#### [Written exercise]
Identify all lines in the listing that include the word "cada", and copy them out.

/---

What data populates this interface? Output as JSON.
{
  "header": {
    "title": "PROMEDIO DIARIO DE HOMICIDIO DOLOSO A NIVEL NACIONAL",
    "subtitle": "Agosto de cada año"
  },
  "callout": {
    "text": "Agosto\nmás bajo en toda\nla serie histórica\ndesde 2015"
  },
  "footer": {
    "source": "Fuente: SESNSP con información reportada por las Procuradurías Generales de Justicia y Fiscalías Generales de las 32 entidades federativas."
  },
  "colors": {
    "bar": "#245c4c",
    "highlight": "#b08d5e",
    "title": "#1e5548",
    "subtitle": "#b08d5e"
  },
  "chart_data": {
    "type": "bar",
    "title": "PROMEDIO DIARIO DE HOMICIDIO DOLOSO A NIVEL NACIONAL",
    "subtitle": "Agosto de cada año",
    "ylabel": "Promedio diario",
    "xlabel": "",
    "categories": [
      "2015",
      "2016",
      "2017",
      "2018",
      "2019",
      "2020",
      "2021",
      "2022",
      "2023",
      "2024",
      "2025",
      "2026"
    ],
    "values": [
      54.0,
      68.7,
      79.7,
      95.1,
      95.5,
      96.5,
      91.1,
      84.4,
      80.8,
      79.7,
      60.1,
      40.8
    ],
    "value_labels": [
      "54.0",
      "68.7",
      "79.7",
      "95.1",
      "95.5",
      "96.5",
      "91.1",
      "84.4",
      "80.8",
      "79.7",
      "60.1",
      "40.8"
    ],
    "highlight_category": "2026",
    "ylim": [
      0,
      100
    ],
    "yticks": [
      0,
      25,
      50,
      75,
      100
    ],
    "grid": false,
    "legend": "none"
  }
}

\---

#### [Exercise response]
    "subtitle": "Agosto de cada año"
    "subtitle": "Agosto de cada año",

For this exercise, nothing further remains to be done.